__MATERIAL PROVIDED__
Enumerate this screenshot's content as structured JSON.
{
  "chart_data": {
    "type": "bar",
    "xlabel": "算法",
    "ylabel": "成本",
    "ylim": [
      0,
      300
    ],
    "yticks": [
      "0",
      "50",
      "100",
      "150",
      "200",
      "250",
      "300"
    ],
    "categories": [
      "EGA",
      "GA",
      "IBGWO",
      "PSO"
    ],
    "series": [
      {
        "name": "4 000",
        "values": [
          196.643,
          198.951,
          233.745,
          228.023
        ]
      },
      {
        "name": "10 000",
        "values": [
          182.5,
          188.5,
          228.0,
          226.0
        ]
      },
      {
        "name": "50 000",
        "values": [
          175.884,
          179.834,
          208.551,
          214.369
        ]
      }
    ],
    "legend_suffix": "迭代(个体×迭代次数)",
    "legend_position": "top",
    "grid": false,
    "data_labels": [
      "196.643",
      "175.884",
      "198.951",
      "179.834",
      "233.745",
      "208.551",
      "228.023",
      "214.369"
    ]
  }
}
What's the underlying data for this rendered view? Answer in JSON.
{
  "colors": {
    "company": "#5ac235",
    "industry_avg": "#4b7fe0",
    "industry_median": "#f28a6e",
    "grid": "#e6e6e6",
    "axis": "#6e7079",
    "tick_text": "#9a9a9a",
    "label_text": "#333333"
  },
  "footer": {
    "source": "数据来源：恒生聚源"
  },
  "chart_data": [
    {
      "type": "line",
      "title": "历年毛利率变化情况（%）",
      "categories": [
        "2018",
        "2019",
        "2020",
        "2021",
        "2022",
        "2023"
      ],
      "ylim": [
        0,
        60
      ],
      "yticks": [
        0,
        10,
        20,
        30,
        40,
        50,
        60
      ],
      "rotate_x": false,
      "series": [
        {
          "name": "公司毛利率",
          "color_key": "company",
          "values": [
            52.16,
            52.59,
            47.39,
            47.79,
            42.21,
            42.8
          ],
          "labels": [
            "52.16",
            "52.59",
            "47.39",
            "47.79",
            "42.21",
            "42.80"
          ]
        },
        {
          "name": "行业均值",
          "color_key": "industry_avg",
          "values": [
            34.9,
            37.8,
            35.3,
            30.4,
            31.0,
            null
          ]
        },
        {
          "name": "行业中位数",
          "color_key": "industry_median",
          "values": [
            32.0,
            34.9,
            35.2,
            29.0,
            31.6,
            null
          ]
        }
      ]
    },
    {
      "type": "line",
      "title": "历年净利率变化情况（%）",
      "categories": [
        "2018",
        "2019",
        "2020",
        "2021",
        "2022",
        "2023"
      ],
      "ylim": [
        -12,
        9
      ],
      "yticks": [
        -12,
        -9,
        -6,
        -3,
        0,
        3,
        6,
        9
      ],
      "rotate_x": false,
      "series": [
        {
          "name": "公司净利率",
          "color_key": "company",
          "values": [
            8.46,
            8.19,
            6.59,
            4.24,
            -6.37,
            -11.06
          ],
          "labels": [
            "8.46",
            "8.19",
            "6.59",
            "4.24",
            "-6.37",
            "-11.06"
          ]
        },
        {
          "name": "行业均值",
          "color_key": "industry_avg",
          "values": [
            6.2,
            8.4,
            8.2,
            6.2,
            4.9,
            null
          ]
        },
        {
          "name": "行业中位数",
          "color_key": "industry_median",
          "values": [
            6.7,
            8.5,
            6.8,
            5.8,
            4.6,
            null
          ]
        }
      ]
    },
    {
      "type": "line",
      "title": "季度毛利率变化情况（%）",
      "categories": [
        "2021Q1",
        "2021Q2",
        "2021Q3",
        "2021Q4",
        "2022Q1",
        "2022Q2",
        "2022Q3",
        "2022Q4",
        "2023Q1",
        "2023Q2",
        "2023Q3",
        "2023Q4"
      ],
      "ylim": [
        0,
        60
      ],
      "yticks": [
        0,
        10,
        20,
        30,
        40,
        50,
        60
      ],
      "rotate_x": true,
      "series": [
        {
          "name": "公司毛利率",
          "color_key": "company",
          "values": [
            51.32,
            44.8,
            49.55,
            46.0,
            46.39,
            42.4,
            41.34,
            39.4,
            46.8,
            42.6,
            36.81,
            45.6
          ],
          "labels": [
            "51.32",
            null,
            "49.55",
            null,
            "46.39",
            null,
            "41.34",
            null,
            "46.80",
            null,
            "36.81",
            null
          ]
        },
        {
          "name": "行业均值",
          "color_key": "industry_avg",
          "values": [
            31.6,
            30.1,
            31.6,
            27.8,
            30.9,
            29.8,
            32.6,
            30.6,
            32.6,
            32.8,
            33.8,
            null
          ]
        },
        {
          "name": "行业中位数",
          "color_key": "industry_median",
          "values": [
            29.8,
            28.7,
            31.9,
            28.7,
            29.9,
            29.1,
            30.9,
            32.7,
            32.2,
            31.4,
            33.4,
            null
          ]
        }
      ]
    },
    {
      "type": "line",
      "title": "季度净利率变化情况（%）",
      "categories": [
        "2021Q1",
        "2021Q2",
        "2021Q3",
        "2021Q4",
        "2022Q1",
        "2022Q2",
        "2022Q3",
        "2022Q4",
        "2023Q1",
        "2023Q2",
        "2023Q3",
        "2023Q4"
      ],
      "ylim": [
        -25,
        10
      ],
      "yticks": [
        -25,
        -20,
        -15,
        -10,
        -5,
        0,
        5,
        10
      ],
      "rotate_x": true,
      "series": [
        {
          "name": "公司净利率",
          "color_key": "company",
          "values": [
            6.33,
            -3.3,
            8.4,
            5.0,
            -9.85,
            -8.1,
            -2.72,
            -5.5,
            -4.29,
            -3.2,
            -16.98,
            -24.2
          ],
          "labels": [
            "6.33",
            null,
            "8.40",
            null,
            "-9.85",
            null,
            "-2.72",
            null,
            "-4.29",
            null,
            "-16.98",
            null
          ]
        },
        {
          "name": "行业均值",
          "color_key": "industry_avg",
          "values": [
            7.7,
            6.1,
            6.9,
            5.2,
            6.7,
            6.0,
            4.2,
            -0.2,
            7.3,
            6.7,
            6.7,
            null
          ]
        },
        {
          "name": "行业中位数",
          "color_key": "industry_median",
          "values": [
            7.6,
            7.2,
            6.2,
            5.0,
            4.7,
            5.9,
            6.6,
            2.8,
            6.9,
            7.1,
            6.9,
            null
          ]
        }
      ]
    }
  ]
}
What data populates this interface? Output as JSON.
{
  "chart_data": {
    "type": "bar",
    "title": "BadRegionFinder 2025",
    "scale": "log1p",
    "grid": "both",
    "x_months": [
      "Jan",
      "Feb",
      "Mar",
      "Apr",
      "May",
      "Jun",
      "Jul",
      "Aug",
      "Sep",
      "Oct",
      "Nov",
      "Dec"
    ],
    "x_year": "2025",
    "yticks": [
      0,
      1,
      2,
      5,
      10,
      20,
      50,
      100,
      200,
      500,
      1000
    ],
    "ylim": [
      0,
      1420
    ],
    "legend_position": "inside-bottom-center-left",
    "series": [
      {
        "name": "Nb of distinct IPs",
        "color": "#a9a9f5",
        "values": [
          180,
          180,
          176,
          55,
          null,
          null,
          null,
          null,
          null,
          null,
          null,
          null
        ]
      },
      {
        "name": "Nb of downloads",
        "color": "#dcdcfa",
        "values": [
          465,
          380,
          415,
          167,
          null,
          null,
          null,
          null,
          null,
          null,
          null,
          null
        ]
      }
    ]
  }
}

__EXERCISE DETAILS__
Please output every record, keeping each line exact.

__RESPONSE__
Enumerate this screenshot's content as structured JSON.
{
  "chart_data": {
    "type": "bar",
    "xlabel": "算法",
    "ylabel": "成本",
    "ylim": [
      0,
      300
    ],
    "yticks": [
      "0",
      "50",
      "100",
      "150",
      "200",
      "250",
      "300"
    ],
    "categories": [
      "EGA",
      "GA",
      "IBGWO",
      "PSO"
    ],
    "series": [
      {
        "name": "4 000",
        "values": [
          196.643,
          198.951,
          233.745,
          228.023
        ]
      },
      {
        "name": "10 000",
        "values": [
          182.5,
          188.5,
          228.0,
          226.0
        ]
      },
      {
        "name": "50 000",
        "values": [
          175.884,
          179.834,
          208.551,
          214.369
        ]
      }
    ],
    "legend_suffix": "迭代(个体×迭代次数)",
    "legend_position": "top",
    "grid": false,
    "data_labels": [
      "196.643",
      "175.884",
      "198.951",
      "179.834",
      "233.745",
      "208.551",
      "228.023",
      "214.369"
    ]
  }
}
What's the underlying data for this rendered view? Answer in JSON.
{
  "colors": {
    "company": "#5ac235",
    "industry_avg": "#4b7fe0",
    "industry_median": "#f28a6e",
    "grid": "#e6e6e6",
    "axis": "#6e7079",
    "tick_text": "#9a9a9a",
    "label_text": "#333333"
  },
  "footer": {
    "source": "数据来源：恒生聚源"
  },
  "chart_data": [
    {
      "type": "line",
      "title": "历年毛利率变化情况（%）",
      "categories": [
        "2018",
        "2019",
        "2020",
        "2021",
        "2022",
        "2023"
      ],
      "ylim": [
        0,
        60
      ],
      "yticks": [
        0,
        10,
        20,
        30,
        40,
        50,
        60
      ],
      "rotate_x": false,
      "series": [
        {
          "name": "公司毛利率",
          "color_key": "company",
          "values": [
            52.16,
            52.59,
            47.39,
            47.79,
            42.21,
            42.8
          ],
          "labels": [
            "52.16",
            "52.59",
            "47.39",
            "47.79",
            "42.21",
            "42.80"
          ]
        },
        {
          "name": "行业均值",
          "color_key": "industry_avg",
          "values": [
            34.9,
            37.8,
            35.3,
            30.4,
            31.0,
            null
          ]
        },
        {
          "name": "行业中位数",
          "color_key": "industry_median",
          "values": [
            32.0,
            34.9,
            35.2,
            29.0,
            31.6,
            null
          ]
        }
      ]
    },
    {
      "type": "line",
      "title": "历年净利率变化情况（%）",
      "categories": [
        "2018",
        "2019",
        "2020",
        "2021",
        "2022",
        "2023"
      ],
      "ylim": [
        -12,
        9
      ],
      "yticks": [
        -12,
        -9,
        -6,
        -3,
        0,
        3,
        6,
        9
      ],
      "rotate_x": false,
      "series": [
        {
          "name": "公司净利率",
          "color_key": "company",
          "values": [
            8.46,
            8.19,
            6.59,
            4.24,
            -6.37,
            -11.06
          ],
          "labels": [
            "8.46",
            "8.19",
            "6.59",
            "4.24",
            "-6.37",
            "-11.06"
          ]
        },
        {
          "name": "行业均值",
          "color_key": "industry_avg",
          "values": [
            6.2,
            8.4,
            8.2,
            6.2,
            4.9,
            null
          ]
        },
        {
          "name": "行业中位数",
          "color_key": "industry_median",
          "values": [
            6.7,
            8.5,
            6.8,
            5.8,
            4.6,
            null
          ]
        }
      ]
    },
    {
      "type": "line",
      "title": "季度毛利率变化情况（%）",
      "categories": [
        "2021Q1",
        "2021Q2",
        "2021Q3",
        "2021Q4",
        "2022Q1",
        "2022Q2",
        "2022Q3",
        "2022Q4",
        "2023Q1",
        "2023Q2",
        "2023Q3",
        "2023Q4"
      ],
      "ylim": [
        0,
        60
      ],
      "yticks": [
        0,
        10,
        20,
        30,
        40,
        50,
        60
      ],
      "rotate_x": true,
      "series": [
        {
          "name": "公司毛利率",
          "color_key": "company",
          "values": [
            51.32,
            44.8,
            49.55,
            46.0,
            46.39,
            42.4,
            41.34,
            39.4,
            46.8,
            42.6,
            36.81,
            45.6
          ],
          "labels": [
            "51.32",
            null,
            "49.55",
            null,
            "46.39",
            null,
            "41.34",
            null,
            "46.80",
            null,
            "36.81",
            null
          ]
        },
        {
          "name": "行业均值",
          "color_key": "industry_avg",
          "values": [
            31.6,
            30.1,
            31.6,
            27.8,
            30.9,
            29.8,
            32.6,
            30.6,
            32.6,
            32.8,
            33.8,
            null
          ]
        },
        {
          "name": "行业中位数",
          "color_key": "industry_median",
          "values": [
            29.8,
            28.7,
            31.9,
            28.7,
            29.9,
            29.1,
            30.9,
            32.7,
            32.2,
            31.4,
            33.4,
            null
          ]
        }
      ]
    },
    {
      "type": "line",
      "title": "季度净利率变化情况（%）",
      "categories": [
        "2021Q1",
        "2021Q2",
        "2021Q3",
        "2021Q4",
        "2022Q1",
        "2022Q2",
        "2022Q3",
        "2022Q4",
        "2023Q1",
        "2023Q2",
        "2023Q3",
        "2023Q4"
      ],
      "ylim": [
        -25,
        10
      ],
      "yticks": [
        -25,
        -20,
        -15,
        -10,
        -5,
        0,
        5,
        10
      ],
      "rotate_x": true,
      "series": [
        {
          "name": "公司净利率",
          "color_key": "company",
          "values": [
            6.33,
            -3.3,
            8.4,
            5.0,
            -9.85,
            -8.1,
            -2.72,
            -5.5,
            -4.29,
            -3.2,
            -16.98,
            -24.2
          ],
          "labels": [
            "6.33",
            null,
            "8.40",
            null,
            "-9.85",
            null,
            "-2.72",
            null,
            "-4.29",
            null,
            "-16.98",
            null
          ]
        },
        {
          "name": "行业均值",
          "color_key": "industry_avg",
          "values": [
            7.7,
            6.1,
            6.9,
            5.2,
            6.7,
            6.0,
            4.2,
            -0.2,
            7.3,
            6.7,
            6.7,
            null
          ]
        },
        {
          "name": "行业中位数",
          "color_key": "industry_median",
          "values": [
            7.6,
            7.2,
            6.2,
            5.0,
            4.7,
            5.9,
            6.6,
            2.8,
            6.9,
            7.1,
            6.9,
            null
          ]
        }
      ]
    }
  ]
}
What data populates this interface? Output as JSON.
{
  "chart_data": {
    "type": "bar",
    "title": "BadRegionFinder 2025",
    "scale": "log1p",
    "grid": "both",
    "x_months": [
      "Jan",
      "Feb",
      "Mar",
      "Apr",
      "May",
      "Jun",
      "Jul",
      "Aug",
      "Sep",
      "Oct",
      "Nov",
      "Dec"
    ],
    "x_year": "2025",
    "yticks": [
      0,
      1,
      2,
      5,
      10,
      20,
      50,
      100,
      200,
      500,
      1000
    ],
    "ylim": [
      0,
      1420
    ],
    "legend_position": "inside-bottom-center-left",
    "series": [
      {
        "name": "Nb of distinct IPs",
        "color": "#a9a9f5",
        "values": [
          180,
          180,
          176,
          55,
          null,
          null,
          null,
          null,
          null,
          null,
          null,
          null
        ]
      },
      {
        "name": "Nb of downloads",
        "color": "#dcdcfa",
        "values": [
          465,
          380,
          415,
          167,
          null,
          null,
          null,
          null,
          null,
          null,
          null,
          null
        ]
      }
    ]
  }
}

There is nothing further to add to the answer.